● TO DO: Please print every record below exactly as it appears.

(Data records)
──────

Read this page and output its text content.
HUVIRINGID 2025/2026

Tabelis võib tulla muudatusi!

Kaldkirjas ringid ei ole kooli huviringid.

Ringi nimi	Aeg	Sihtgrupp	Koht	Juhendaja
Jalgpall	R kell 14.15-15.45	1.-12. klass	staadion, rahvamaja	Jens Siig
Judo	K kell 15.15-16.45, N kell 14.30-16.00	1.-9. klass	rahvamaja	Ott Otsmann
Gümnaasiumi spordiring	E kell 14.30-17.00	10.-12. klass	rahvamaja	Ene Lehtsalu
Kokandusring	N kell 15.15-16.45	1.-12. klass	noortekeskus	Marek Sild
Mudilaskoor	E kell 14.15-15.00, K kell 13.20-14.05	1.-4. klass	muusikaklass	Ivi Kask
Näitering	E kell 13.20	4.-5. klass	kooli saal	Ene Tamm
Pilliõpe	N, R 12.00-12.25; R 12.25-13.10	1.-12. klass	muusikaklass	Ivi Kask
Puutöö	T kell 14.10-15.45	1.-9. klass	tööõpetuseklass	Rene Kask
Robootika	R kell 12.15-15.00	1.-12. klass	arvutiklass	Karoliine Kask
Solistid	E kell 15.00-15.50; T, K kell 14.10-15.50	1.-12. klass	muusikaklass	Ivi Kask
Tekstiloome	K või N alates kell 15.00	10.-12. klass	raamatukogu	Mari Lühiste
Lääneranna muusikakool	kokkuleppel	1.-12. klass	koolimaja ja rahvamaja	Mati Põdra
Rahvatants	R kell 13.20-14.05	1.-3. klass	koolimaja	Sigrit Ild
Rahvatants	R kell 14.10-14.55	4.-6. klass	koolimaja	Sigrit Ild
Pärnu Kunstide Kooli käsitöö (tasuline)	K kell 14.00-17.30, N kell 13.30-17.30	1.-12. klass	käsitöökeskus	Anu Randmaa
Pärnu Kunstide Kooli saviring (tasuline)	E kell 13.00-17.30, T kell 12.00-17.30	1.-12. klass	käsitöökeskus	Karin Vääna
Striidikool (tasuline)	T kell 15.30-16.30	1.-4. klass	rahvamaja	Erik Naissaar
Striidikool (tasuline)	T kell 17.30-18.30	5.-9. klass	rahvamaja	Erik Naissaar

──────

● FINAL ANSWER:
Read this page and output its text content.
HUVIRINGID 2025/2026

Tabelis võib tulla muudatusi!

Kaldkirjas ringid ei ole kooli huviringid.

Ringi nimi	Aeg	Sihtgrupp	Koht	Juhendaja
Jalgpall	R kell 14.15-15.45	1.-12. klass	staadion, rahvamaja	Jens Siig
Judo	K kell 15.15-16.45, N kell 14.30-16.00	1.-9. klass	rahvamaja	Ott Otsmann
Gümnaasiumi spordiring	E kell 14.30-17.00	10.-12. klass	rahvamaja	Ene Lehtsalu
Kokandusring	N kell 15.15-16.45	1.-12. klass	noortekeskus	Marek Sild
Mudilaskoor	E kell 14.15-15.00, K kell 13.20-14.05	1.-4. klass	muusikaklass	Ivi Kask
Näitering	E kell 13.20	4.-5. klass	kooli saal	Ene Tamm
Pilliõpe	N, R 12.00-12.25; R 12.25-13.10	1.-12. klass	muusikaklass	Ivi Kask
Puutöö	T kell 14.10-15.45	1.-9. klass	tööõpetuseklass	Rene Kask
Robootika	R kell 12.15-15.00	1.-12. klass	arvutiklass	Karoliine Kask
Solistid	E kell 15.00-15.50; T, K kell 14.10-15.50	1.-12. klass	muusikaklass	Ivi Kask
Tekstiloome	K või N alates kell 15.00	10.-12. klass	raamatukogu	Mari Lühiste
Lääneranna muusikakool	kokkuleppel	1.-12. klass	koolimaja ja rahvamaja	Mati Põdra
Rahvatants	R kell 13.20-14.05	1.-3. klass	koolimaja	Sigrit Ild
Rahvatants	R kell 14.10-14.55	4.-6. klass	koolimaja	Sigrit Ild
Pärnu Kunstide Kooli käsitöö (tasuline)	K kell 14.00-17.30, N kell 13.30-17.30	1.-12. klass	käsitöökeskus	Anu Randmaa
Pärnu Kunstide Kooli saviring (tasuline)	E kell 13.00-17.30, T kell 12.00-17.30	1.-12. klass	käsitöökeskus	Karin Vääna
Striidikool (tasuline)	T kell 15.30-16.30	1.-4. klass	rahvamaja	Erik Naissaar
Striidikool (tasuline)	T kell 17.30-18.30	5.-9. klass	rahvamaja	Erik Naissaar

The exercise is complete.